## [WRITTEN TASK]
Can you copy the lines from the one that contains "Output a JSON" through the end of the material below, exactly and with nothing else?

--

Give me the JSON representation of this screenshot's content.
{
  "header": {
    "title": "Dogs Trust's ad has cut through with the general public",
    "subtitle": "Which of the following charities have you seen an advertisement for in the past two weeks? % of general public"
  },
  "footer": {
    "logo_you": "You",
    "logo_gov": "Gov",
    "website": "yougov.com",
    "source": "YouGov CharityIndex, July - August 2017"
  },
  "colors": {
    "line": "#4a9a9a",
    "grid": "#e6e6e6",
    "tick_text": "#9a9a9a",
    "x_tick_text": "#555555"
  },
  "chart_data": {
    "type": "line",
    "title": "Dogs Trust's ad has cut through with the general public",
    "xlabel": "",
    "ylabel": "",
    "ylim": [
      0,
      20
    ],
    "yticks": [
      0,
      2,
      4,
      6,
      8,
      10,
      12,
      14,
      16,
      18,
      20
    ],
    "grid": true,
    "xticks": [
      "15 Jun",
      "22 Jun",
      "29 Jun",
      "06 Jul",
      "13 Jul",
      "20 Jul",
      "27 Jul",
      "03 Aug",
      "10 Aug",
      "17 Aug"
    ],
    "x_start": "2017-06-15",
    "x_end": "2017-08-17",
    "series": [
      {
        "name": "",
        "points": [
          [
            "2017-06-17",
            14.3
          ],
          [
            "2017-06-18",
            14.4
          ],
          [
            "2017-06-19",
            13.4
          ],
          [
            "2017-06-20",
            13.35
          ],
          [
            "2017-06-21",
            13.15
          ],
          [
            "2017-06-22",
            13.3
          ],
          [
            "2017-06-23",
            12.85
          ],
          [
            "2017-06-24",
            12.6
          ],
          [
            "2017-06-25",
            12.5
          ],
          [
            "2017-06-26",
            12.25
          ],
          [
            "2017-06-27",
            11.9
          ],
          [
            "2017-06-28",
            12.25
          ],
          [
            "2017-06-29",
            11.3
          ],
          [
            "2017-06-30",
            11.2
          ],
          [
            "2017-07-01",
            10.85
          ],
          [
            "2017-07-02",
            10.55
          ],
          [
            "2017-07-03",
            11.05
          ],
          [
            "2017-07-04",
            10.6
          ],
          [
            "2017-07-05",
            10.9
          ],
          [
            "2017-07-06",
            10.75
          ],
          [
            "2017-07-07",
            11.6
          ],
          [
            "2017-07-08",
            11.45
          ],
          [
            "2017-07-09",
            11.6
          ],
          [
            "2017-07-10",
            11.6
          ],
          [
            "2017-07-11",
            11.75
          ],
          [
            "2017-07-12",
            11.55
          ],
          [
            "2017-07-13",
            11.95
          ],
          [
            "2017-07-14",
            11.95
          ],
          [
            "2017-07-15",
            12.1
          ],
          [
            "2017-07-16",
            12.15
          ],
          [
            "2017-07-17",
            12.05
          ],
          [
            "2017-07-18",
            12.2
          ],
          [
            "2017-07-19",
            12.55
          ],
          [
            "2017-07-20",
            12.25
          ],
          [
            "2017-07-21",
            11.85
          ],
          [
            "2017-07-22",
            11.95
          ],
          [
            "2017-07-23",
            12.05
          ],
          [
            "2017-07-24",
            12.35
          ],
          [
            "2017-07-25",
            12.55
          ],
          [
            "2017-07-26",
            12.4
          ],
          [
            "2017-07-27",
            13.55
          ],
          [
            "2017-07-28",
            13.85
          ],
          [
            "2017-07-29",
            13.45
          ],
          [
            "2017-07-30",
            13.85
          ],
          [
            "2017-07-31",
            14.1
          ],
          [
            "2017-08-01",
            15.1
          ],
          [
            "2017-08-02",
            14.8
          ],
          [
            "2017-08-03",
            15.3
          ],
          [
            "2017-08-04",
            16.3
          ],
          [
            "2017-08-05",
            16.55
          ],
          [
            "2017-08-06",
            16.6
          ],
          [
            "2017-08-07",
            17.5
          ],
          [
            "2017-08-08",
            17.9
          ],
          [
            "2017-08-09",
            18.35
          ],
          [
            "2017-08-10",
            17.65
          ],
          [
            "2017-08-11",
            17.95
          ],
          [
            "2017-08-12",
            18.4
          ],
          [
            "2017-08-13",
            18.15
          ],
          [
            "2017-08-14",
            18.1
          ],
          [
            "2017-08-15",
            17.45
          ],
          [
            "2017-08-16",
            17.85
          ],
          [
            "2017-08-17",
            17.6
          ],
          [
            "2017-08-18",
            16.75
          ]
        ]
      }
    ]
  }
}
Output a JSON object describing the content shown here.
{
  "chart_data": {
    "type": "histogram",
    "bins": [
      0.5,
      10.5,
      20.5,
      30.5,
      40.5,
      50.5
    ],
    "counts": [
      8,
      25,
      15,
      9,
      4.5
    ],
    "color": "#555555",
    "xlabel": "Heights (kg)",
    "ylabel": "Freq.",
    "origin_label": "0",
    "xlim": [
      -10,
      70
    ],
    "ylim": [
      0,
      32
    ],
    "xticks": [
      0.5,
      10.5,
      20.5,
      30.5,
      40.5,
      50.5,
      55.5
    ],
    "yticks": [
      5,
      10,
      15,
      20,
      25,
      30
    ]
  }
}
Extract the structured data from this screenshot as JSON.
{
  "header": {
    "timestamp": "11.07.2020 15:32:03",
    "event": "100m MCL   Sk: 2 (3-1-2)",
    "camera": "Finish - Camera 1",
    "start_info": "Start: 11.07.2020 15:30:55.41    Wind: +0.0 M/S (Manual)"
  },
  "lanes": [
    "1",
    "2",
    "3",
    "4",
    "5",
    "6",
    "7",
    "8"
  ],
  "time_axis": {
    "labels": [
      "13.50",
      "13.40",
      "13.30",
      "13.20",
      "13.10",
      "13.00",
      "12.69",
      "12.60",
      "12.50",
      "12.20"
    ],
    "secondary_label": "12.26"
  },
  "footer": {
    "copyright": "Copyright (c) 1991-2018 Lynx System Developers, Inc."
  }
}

--

## [RESULT BELOW]
Output a JSON object describing the content shown here.
{
  "chart_data": {
    "type": "histogram",
    "bins": [
      0.5,
      10.5,
      20.5,
      30.5,
      40.5,
      50.5
    ],
    "counts": [
      8,
      25,
      15,
      9,
      4.5
    ],
    "color": "#555555",
    "xlabel": "Heights (kg)",
    "ylabel": "Freq.",
    "origin_label": "0",
    "xlim": [
      -10,
      70
    ],
    "ylim": [
      0,
      32
    ],
    "xticks": [
      0.5,
      10.5,
      20.5,
      30.5,
      40.5,
      50.5,
      55.5
    ],
    "yticks": [
      5,
      10,
      15,
      20,
      25,
      30
    ]
  }
}
Extract the structured data from this screenshot as JSON.
{
  "header": {
    "timestamp": "11.07.2020 15:32:03",
    "event": "100m MCL   Sk: 2 (3-1-2)",
    "camera": "Finish - Camera 1",
    "start_info": "Start: 11.07.2020 15:30:55.41    Wind: +0.0 M/S (Manual)"
  },
  "lanes": [
    "1",
    "2",
    "3",
    "4",
    "5",
    "6",
    "7",
    "8"
  ],
  "time_axis": {
    "labels": [
      "13.50",
      "13.40",
      "13.30",
      "13.20",
      "13.10",
      "13.00",
      "12.69",
      "12.60",
      "12.50",
      "12.20"
    ],
    "secondary_label": "12.26"
  },
  "footer": {
    "copyright": "Copyright (c) 1991-2018 Lynx System Developers, Inc."
  }
}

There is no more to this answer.